Dataset extract
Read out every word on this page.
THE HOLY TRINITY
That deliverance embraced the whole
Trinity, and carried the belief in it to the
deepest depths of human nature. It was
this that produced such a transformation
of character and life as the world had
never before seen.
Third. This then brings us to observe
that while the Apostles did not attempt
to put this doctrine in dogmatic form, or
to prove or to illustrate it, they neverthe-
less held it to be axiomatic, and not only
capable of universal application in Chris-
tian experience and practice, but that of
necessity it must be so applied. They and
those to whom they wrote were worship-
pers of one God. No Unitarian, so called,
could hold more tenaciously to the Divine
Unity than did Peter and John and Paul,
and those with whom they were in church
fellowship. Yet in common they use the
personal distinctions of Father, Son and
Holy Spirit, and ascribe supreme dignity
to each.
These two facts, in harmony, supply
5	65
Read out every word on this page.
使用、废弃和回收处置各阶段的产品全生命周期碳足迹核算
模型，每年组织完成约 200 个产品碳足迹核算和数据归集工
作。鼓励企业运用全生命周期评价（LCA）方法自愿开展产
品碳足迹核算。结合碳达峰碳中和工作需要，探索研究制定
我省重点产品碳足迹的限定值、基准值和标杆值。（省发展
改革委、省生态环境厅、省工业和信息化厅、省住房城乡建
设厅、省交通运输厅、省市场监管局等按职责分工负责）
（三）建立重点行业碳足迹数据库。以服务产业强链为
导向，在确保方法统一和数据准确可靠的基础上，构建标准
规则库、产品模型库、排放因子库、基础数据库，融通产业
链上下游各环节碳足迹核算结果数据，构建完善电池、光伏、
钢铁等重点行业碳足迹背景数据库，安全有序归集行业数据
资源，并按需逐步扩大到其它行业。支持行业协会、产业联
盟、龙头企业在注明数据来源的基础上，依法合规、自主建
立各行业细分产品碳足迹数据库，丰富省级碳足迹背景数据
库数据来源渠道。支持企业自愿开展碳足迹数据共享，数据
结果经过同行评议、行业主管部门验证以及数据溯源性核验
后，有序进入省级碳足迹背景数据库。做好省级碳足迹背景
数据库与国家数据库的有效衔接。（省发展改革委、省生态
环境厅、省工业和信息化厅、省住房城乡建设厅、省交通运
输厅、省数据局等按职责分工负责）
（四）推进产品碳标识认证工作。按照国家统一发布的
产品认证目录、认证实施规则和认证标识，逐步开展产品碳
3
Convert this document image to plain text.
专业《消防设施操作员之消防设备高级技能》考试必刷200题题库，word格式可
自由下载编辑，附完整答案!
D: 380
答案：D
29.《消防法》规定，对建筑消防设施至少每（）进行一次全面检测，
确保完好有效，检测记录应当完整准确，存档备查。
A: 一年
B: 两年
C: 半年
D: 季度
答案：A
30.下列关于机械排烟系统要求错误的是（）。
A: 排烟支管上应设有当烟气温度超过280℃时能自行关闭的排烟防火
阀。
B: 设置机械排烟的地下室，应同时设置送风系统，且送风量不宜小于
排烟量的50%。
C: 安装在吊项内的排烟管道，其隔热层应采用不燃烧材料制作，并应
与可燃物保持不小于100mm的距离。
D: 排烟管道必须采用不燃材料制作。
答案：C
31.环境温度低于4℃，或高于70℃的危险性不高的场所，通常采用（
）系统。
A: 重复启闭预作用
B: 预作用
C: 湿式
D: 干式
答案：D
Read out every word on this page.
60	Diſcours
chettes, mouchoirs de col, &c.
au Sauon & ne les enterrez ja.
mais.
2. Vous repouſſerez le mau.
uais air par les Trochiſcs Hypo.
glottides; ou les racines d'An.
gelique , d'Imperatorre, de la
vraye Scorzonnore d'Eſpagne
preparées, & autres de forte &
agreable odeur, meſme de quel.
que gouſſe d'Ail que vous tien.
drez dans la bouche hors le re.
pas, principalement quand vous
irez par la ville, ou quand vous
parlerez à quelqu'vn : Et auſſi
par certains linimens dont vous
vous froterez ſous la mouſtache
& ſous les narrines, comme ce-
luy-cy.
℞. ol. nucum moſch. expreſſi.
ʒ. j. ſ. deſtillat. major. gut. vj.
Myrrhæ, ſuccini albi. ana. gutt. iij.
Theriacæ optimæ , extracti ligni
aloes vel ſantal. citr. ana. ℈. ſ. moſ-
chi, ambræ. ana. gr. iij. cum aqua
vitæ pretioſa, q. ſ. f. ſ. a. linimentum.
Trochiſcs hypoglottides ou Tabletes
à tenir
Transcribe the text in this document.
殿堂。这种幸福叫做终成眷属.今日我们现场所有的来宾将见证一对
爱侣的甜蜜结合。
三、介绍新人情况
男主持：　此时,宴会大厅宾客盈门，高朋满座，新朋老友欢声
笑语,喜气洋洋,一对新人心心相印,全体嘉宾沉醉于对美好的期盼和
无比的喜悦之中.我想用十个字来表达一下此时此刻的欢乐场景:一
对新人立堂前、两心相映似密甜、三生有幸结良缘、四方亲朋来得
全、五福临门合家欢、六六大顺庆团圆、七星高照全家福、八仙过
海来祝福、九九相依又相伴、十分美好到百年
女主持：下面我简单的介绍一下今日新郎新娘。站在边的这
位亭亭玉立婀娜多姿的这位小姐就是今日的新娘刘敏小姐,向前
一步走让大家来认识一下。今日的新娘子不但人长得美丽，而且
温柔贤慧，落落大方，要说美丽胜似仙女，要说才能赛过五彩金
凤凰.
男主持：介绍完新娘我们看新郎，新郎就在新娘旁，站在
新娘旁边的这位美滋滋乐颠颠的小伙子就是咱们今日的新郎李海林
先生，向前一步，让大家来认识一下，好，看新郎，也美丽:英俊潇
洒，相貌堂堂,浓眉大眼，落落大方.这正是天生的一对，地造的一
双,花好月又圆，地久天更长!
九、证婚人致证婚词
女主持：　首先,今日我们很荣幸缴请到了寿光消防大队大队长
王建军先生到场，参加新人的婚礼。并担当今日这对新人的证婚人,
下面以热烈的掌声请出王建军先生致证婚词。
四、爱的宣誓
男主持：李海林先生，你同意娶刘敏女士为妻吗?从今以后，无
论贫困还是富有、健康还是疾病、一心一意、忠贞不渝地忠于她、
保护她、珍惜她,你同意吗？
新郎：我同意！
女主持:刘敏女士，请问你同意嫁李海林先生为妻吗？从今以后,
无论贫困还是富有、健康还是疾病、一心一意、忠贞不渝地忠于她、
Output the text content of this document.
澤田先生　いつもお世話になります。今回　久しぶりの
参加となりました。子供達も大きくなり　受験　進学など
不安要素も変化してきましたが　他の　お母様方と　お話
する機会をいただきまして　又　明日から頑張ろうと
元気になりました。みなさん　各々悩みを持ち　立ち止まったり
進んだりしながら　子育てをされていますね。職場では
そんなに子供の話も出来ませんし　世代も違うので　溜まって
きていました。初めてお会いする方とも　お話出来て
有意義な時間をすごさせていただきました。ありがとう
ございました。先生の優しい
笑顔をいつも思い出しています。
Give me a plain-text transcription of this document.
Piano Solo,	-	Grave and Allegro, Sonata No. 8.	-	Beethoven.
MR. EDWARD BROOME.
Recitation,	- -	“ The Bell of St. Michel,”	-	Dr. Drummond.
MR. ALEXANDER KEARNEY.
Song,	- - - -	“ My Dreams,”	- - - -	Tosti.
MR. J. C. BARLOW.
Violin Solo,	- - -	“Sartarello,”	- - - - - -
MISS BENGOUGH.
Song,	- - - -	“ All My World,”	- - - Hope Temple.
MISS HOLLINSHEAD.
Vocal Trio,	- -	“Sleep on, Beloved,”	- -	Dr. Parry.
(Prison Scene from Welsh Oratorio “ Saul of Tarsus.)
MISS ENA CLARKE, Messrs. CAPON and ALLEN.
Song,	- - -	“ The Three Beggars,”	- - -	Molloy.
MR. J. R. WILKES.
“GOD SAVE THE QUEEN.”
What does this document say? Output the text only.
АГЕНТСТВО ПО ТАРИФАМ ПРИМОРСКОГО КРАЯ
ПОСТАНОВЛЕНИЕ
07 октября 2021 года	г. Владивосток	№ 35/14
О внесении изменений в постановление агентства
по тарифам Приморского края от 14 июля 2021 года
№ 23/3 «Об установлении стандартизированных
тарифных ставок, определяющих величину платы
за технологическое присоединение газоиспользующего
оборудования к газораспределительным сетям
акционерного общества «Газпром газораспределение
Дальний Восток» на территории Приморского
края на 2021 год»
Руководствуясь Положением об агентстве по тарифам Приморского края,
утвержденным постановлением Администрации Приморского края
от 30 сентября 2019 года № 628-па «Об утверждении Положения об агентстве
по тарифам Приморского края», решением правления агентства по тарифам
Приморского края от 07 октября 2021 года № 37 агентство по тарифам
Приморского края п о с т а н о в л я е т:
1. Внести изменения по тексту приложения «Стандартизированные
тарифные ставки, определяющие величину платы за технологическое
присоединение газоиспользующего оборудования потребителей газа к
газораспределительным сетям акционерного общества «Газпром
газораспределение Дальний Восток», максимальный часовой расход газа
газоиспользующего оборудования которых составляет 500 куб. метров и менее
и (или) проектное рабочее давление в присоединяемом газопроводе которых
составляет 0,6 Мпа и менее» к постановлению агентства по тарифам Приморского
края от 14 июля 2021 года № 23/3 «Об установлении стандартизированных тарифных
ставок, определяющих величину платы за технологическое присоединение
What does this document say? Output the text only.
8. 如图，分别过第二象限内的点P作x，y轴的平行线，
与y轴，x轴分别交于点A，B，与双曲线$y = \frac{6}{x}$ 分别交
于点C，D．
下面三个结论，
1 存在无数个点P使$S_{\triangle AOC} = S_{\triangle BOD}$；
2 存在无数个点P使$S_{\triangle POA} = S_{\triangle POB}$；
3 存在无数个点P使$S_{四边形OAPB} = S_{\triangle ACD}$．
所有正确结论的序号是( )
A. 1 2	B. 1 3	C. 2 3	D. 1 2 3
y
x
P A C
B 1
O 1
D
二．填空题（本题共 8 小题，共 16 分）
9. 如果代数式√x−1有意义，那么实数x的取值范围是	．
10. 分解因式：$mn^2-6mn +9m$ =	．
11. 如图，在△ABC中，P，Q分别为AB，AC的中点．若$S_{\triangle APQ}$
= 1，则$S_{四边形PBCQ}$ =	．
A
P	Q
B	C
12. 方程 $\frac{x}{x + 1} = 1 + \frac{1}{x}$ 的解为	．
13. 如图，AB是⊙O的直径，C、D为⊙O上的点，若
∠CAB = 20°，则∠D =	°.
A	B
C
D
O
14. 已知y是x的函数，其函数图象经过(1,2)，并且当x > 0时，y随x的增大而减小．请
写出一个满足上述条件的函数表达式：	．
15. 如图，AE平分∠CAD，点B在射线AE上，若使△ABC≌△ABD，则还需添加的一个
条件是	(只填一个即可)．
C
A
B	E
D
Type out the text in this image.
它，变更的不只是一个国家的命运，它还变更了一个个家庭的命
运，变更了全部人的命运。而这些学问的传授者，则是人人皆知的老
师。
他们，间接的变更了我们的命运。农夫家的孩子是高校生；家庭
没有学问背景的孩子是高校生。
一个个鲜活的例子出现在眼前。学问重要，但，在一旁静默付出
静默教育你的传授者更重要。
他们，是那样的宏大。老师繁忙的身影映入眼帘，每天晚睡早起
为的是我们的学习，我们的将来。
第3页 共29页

Written exercise
How many of the lines above include the word "一心一意"? Respond with the number alone.

Written solution
2